● AIM OF THE EXERCISE:
Set the entries below down again, please. Match them exactly.

[Opening EXERCISE MATERIALS section]

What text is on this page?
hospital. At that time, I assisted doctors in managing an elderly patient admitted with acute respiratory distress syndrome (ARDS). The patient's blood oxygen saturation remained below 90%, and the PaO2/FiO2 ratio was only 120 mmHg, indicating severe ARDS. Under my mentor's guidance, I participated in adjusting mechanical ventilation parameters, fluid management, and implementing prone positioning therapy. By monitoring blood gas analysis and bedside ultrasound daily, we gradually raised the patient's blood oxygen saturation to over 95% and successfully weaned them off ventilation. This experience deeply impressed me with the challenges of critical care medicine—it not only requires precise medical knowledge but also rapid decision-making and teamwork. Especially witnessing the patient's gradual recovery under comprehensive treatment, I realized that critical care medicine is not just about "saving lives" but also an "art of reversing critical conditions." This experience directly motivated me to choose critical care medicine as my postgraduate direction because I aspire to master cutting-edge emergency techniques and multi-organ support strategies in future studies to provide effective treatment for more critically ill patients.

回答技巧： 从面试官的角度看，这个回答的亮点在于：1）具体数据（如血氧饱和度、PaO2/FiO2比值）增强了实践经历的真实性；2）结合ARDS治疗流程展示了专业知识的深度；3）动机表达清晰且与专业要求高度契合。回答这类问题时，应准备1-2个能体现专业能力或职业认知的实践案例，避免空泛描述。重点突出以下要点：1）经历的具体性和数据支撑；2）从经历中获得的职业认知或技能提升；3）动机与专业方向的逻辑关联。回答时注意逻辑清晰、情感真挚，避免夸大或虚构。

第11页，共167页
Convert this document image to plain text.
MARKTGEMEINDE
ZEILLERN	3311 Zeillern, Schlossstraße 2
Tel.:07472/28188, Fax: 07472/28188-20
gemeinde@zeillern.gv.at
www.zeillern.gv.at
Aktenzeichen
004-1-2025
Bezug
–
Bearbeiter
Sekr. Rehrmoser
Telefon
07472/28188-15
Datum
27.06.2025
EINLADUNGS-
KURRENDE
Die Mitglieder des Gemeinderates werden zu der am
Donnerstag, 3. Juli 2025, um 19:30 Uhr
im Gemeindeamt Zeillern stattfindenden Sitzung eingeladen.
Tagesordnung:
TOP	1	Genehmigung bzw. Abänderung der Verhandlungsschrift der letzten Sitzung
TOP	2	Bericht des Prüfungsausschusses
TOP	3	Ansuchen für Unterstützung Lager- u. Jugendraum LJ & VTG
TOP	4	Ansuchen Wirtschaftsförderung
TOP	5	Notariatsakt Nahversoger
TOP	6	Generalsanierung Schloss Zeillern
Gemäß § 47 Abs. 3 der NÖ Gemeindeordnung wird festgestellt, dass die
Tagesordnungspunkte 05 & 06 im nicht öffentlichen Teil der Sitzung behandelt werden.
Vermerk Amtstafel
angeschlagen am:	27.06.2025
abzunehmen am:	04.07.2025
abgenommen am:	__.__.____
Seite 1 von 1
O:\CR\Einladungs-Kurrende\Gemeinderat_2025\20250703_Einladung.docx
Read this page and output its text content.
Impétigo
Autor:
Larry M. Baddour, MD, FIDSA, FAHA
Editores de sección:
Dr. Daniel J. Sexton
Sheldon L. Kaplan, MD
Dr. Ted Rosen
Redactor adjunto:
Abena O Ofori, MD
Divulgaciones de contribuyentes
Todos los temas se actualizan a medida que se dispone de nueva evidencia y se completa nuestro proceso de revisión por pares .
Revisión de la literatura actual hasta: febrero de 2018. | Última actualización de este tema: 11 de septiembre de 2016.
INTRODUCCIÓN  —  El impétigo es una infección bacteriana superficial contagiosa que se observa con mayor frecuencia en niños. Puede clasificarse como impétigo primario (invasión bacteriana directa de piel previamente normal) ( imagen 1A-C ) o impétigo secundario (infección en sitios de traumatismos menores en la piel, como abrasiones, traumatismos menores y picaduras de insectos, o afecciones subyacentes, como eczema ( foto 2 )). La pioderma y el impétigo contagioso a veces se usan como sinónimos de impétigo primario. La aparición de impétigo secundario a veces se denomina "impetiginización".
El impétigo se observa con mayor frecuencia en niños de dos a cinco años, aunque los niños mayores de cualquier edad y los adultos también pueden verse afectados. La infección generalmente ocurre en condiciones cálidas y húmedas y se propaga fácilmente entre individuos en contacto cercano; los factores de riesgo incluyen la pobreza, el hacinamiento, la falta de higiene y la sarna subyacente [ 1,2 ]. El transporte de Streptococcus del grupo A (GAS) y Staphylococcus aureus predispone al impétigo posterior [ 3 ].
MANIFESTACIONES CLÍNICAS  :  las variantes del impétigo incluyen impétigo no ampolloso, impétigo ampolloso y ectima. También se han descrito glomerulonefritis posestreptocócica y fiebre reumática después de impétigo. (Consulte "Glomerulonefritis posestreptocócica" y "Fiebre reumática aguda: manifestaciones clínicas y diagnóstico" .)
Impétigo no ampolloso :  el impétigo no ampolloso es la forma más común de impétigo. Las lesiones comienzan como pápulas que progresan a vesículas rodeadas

[Closing EXERCISE MATERIALS section]

● SOLUTION TO THIS TASK:
What text is on this page?
hospital. At that time, I assisted doctors in managing an elderly patient admitted with acute respiratory distress syndrome (ARDS). The patient's blood oxygen saturation remained below 90%, and the PaO2/FiO2 ratio was only 120 mmHg, indicating severe ARDS. Under my mentor's guidance, I participated in adjusting mechanical ventilation parameters, fluid management, and implementing prone positioning therapy. By monitoring blood gas analysis and bedside ultrasound daily, we gradually raised the patient's blood oxygen saturation to over 95% and successfully weaned them off ventilation. This experience deeply impressed me with the challenges of critical care medicine—it not only requires precise medical knowledge but also rapid decision-making and teamwork. Especially witnessing the patient's gradual recovery under comprehensive treatment, I realized that critical care medicine is not just about "saving lives" but also an "art of reversing critical conditions." This experience directly motivated me to choose critical care medicine as my postgraduate direction because I aspire to master cutting-edge emergency techniques and multi-organ support strategies in future studies to provide effective treatment for more critically ill patients.

回答技巧： 从面试官的角度看，这个回答的亮点在于：1）具体数据（如血氧饱和度、PaO2/FiO2比值）增强了实践经历的真实性；2）结合ARDS治疗流程展示了专业知识的深度；3）动机表达清晰且与专业要求高度契合。回答这类问题时，应准备1-2个能体现专业能力或职业认知的实践案例，避免空泛描述。重点突出以下要点：1）经历的具体性和数据支撑；2）从经历中获得的职业认知或技能提升；3）动机与专业方向的逻辑关联。回答时注意逻辑清晰、情感真挚，避免夸大或虚构。

第11页，共167页
Convert this document image to plain text.
MARKTGEMEINDE
ZEILLERN	3311 Zeillern, Schlossstraße 2
Tel.:07472/28188, Fax: 07472/28188-20
gemeinde@zeillern.gv.at
www.zeillern.gv.at
Aktenzeichen
004-1-2025
Bezug
–
Bearbeiter
Sekr. Rehrmoser
Telefon
07472/28188-15
Datum
27.06.2025
EINLADUNGS-
KURRENDE
Die Mitglieder des Gemeinderates werden zu der am
Donnerstag, 3. Juli 2025, um 19:30 Uhr
im Gemeindeamt Zeillern stattfindenden Sitzung eingeladen.
Tagesordnung:
TOP	1	Genehmigung bzw. Abänderung der Verhandlungsschrift der letzten Sitzung
TOP	2	Bericht des Prüfungsausschusses
TOP	3	Ansuchen für Unterstützung Lager- u. Jugendraum LJ & VTG
TOP	4	Ansuchen Wirtschaftsförderung
TOP	5	Notariatsakt Nahversoger
TOP	6	Generalsanierung Schloss Zeillern
Gemäß § 47 Abs. 3 der NÖ Gemeindeordnung wird festgestellt, dass die
Tagesordnungspunkte 05 & 06 im nicht öffentlichen Teil der Sitzung behandelt werden.
Vermerk Amtstafel
angeschlagen am:	27.06.2025
abzunehmen am:	04.07.2025
abgenommen am:	__.__.____
Seite 1 von 1
O:\CR\Einladungs-Kurrende\Gemeinderat_2025\20250703_Einladung.docx
Read this page and output its text content.
Impétigo
Autor:
Larry M. Baddour, MD, FIDSA, FAHA
Editores de sección:
Dr. Daniel J. Sexton
Sheldon L. Kaplan, MD
Dr. Ted Rosen
Redactor adjunto:
Abena O Ofori, MD
Divulgaciones de contribuyentes
Todos los temas se actualizan a medida que se dispone de nueva evidencia y se completa nuestro proceso de revisión por pares .
Revisión de la literatura actual hasta: febrero de 2018. | Última actualización de este tema: 11 de septiembre de 2016.
INTRODUCCIÓN  —  El impétigo es una infección bacteriana superficial contagiosa que se observa con mayor frecuencia en niños. Puede clasificarse como impétigo primario (invasión bacteriana directa de piel previamente normal) ( imagen 1A-C ) o impétigo secundario (infección en sitios de traumatismos menores en la piel, como abrasiones, traumatismos menores y picaduras de insectos, o afecciones subyacentes, como eczema ( foto 2 )). La pioderma y el impétigo contagioso a veces se usan como sinónimos de impétigo primario. La aparición de impétigo secundario a veces se denomina "impetiginización".
El impétigo se observa con mayor frecuencia en niños de dos a cinco años, aunque los niños mayores de cualquier edad y los adultos también pueden verse afectados. La infección generalmente ocurre en condiciones cálidas y húmedas y se propaga fácilmente entre individuos en contacto cercano; los factores de riesgo incluyen la pobreza, el hacinamiento, la falta de higiene y la sarna subyacente [ 1,2 ]. El transporte de Streptococcus del grupo A (GAS) y Staphylococcus aureus predispone al impétigo posterior [ 3 ].
MANIFESTACIONES CLÍNICAS  :  las variantes del impétigo incluyen impétigo no ampolloso, impétigo ampolloso y ectima. También se han descrito glomerulonefritis posestreptocócica y fiebre reumática después de impétigo. (Consulte "Glomerulonefritis posestreptocócica" y "Fiebre reumática aguda: manifestaciones clínicas y diagnóstico" .)
Impétigo no ampolloso :  el impétigo no ampolloso es la forma más común de impétigo. Las lesiones comienzan como pápulas que progresan a vesículas rodeadas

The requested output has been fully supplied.